WHAT THE TASK ASKS – Leave out the pictures and copy everything else below exactly.

A block of data –
(begin)
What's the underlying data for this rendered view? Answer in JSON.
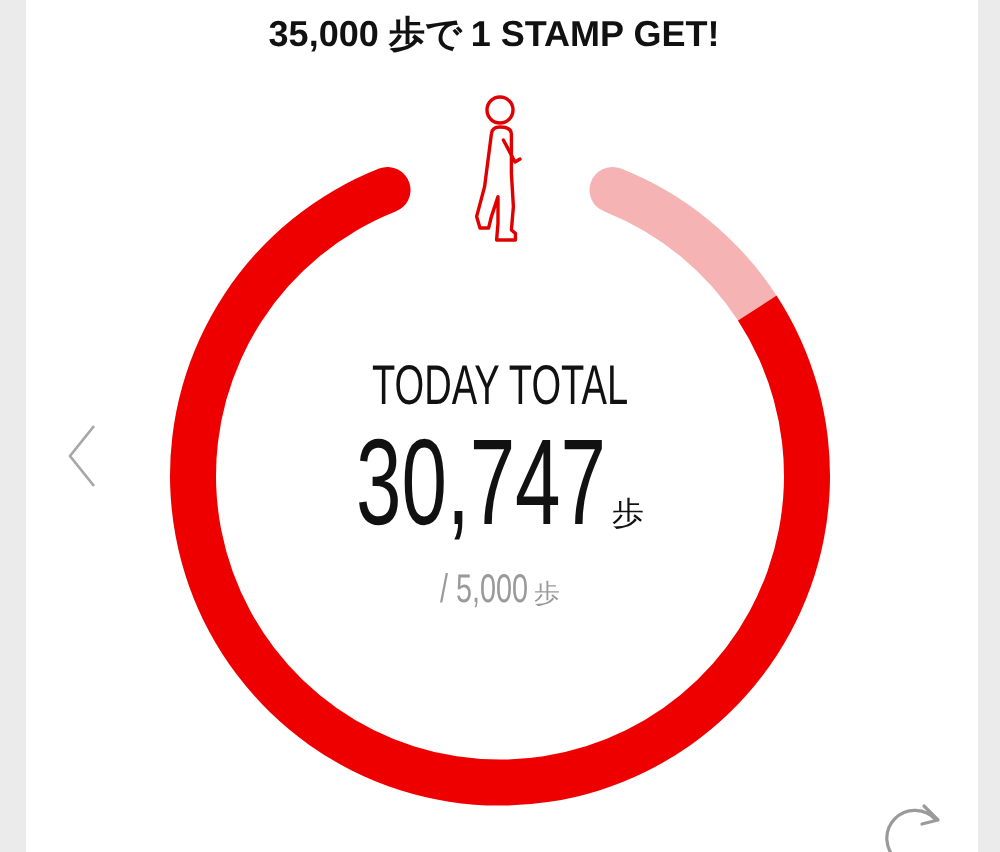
{
  "chart_data": {
    "type": "donut",
    "title": "35,000 歩で 1 STAMP GET!",
    "categories": [
      null,
      null
    ],
    "values": [
      12.2,
      87.8
    ],
    "colors": [
      "#f5b3b3",
      "#ee0000"
    ],
    "annotations": [
      "TODAY TOTAL",
      "30,747歩",
      "/ 5,000歩"
    ]
  }
}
(end)
EXERCISE RESULT –
What's the underlying data for this rendered view? Answer in JSON.
{
  "chart_data": {
    "type": "donut",
    "title": "35,000 歩で 1 STAMP GET!",
    "categories": [
      null,
      null
    ],
    "values": [
      12.2,
      87.8
    ],
    "colors": [
      "#f5b3b3",
      "#ee0000"
    ],
    "annotations": [
      "TODAY TOTAL",
      "30,747歩",
      "/ 5,000歩"
    ]
  }
}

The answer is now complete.